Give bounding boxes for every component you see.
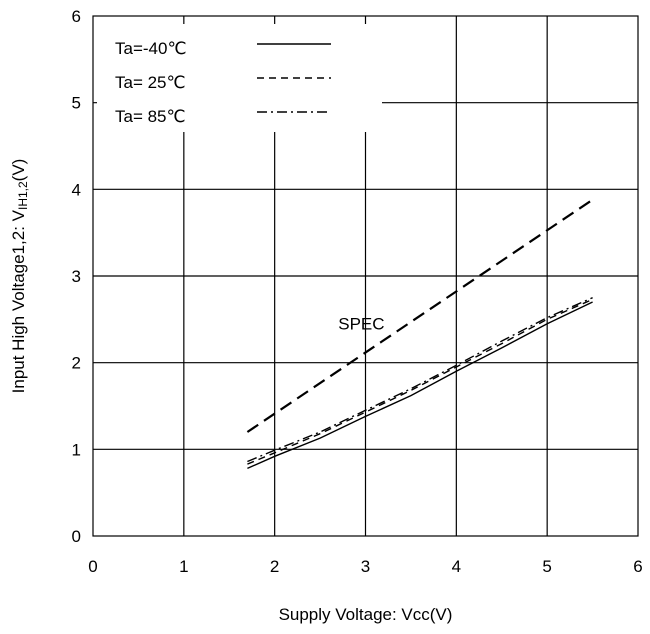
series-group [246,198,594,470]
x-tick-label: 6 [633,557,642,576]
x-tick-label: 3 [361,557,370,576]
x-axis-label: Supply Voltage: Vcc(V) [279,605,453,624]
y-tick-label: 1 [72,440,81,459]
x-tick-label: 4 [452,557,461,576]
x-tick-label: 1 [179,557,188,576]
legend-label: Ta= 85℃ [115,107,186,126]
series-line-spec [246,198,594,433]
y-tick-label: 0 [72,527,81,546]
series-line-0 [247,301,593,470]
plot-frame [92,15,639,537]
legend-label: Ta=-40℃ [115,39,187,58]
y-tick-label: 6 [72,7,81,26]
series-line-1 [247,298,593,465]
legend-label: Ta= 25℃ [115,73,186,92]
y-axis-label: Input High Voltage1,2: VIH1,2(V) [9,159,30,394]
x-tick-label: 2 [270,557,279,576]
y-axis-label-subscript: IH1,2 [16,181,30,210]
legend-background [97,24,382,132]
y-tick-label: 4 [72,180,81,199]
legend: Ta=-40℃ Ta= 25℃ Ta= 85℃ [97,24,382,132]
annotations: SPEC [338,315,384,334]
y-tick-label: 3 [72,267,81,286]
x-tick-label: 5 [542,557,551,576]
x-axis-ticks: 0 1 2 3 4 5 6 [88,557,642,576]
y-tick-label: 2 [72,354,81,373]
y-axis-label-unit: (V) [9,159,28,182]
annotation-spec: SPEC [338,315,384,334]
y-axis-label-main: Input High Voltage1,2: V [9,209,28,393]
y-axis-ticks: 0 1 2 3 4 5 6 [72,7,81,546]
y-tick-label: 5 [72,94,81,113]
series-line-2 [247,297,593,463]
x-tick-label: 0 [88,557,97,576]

Given instruction: Return all of the items above, line for line and unchanged, but leave out the pictures.

Output below:
Give bounding boxes for every component you see.
series-group [246,198,594,470]
x-tick-label: 6 [633,557,642,576]
x-tick-label: 3 [361,557,370,576]
x-axis-label: Supply Voltage: Vcc(V) [279,605,453,624]
y-tick-label: 1 [72,440,81,459]
x-tick-label: 4 [452,557,461,576]
x-tick-label: 1 [179,557,188,576]
legend-label: Ta= 85℃ [115,107,186,126]
series-line-spec [246,198,594,433]
y-tick-label: 0 [72,527,81,546]
series-line-0 [247,301,593,470]
plot-frame [92,15,639,537]
legend-label: Ta=-40℃ [115,39,187,58]
y-tick-label: 6 [72,7,81,26]
series-line-1 [247,298,593,465]
legend-label: Ta= 25℃ [115,73,186,92]
y-axis-label: Input High Voltage1,2: VIH1,2(V) [9,159,30,394]
x-tick-label: 2 [270,557,279,576]
y-axis-label-subscript: IH1,2 [16,181,30,210]
legend-background [97,24,382,132]
y-tick-label: 4 [72,180,81,199]
legend: Ta=-40℃ Ta= 25℃ Ta= 85℃ [97,24,382,132]
annotations: SPEC [338,315,384,334]
y-tick-label: 3 [72,267,81,286]
x-tick-label: 5 [542,557,551,576]
x-axis-ticks: 0 1 2 3 4 5 6 [88,557,642,576]
y-tick-label: 2 [72,354,81,373]
y-axis-label-unit: (V) [9,159,28,182]
annotation-spec: SPEC [338,315,384,334]
y-axis-label-main: Input High Voltage1,2: V [9,209,28,393]
y-axis-ticks: 0 1 2 3 4 5 6 [72,7,81,546]
y-tick-label: 5 [72,94,81,113]
series-line-2 [247,297,593,463]
x-tick-label: 0 [88,557,97,576]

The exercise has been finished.